** Required task **
Of the lines in this material, how many contain "Терміни"? Answer with a single number only.

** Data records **
++++++++++++++++++++

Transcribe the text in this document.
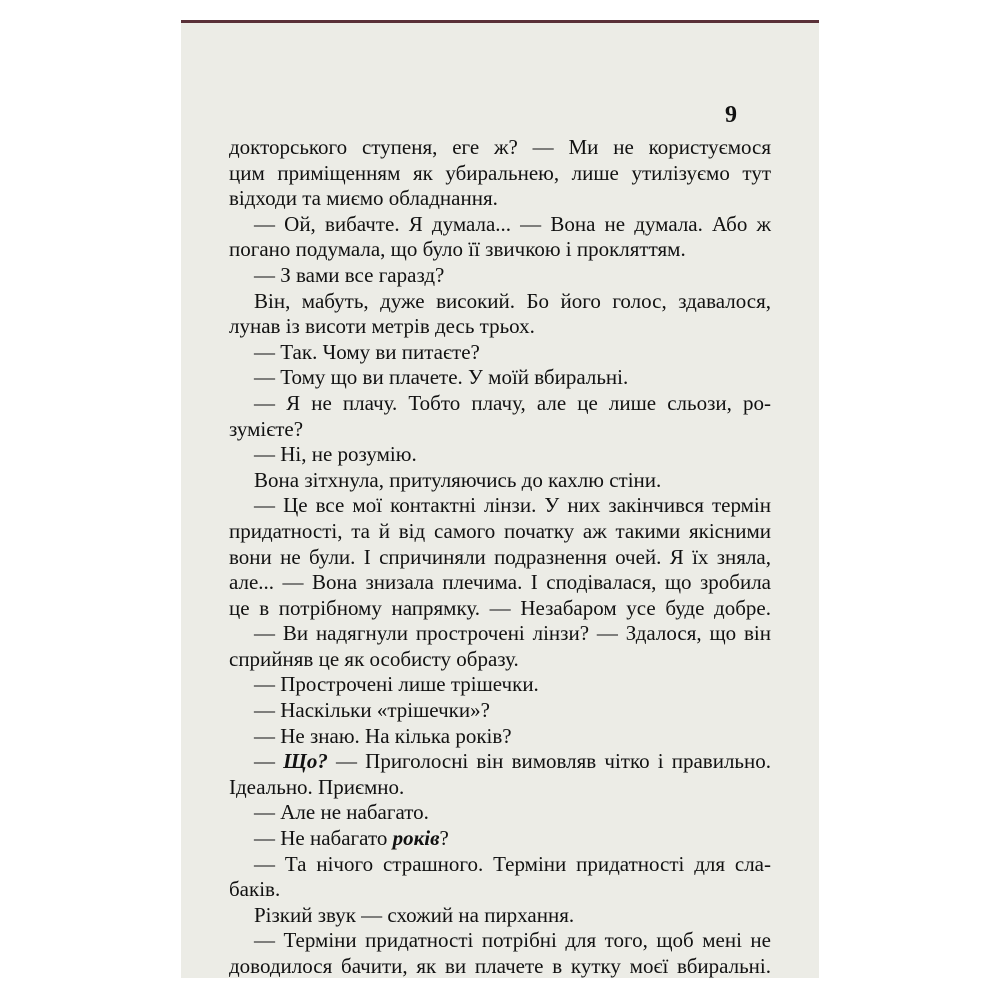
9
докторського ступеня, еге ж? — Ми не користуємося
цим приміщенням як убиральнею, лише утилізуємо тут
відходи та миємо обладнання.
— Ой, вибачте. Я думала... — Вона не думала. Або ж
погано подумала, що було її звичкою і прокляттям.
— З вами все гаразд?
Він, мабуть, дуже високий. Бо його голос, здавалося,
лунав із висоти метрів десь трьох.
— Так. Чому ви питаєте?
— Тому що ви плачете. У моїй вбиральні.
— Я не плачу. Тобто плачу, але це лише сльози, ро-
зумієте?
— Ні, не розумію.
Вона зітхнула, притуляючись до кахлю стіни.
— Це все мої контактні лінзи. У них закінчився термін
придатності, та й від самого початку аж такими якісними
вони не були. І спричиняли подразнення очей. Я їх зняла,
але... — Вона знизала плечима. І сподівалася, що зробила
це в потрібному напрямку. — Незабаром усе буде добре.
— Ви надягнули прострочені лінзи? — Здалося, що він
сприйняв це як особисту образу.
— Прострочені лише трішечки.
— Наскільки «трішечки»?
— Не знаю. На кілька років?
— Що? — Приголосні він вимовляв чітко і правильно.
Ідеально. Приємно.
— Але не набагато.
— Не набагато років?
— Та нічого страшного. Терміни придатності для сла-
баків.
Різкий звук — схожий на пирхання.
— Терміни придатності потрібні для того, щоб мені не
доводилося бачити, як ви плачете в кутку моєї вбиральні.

++++++++++++++++++++

** Answer to this task **
2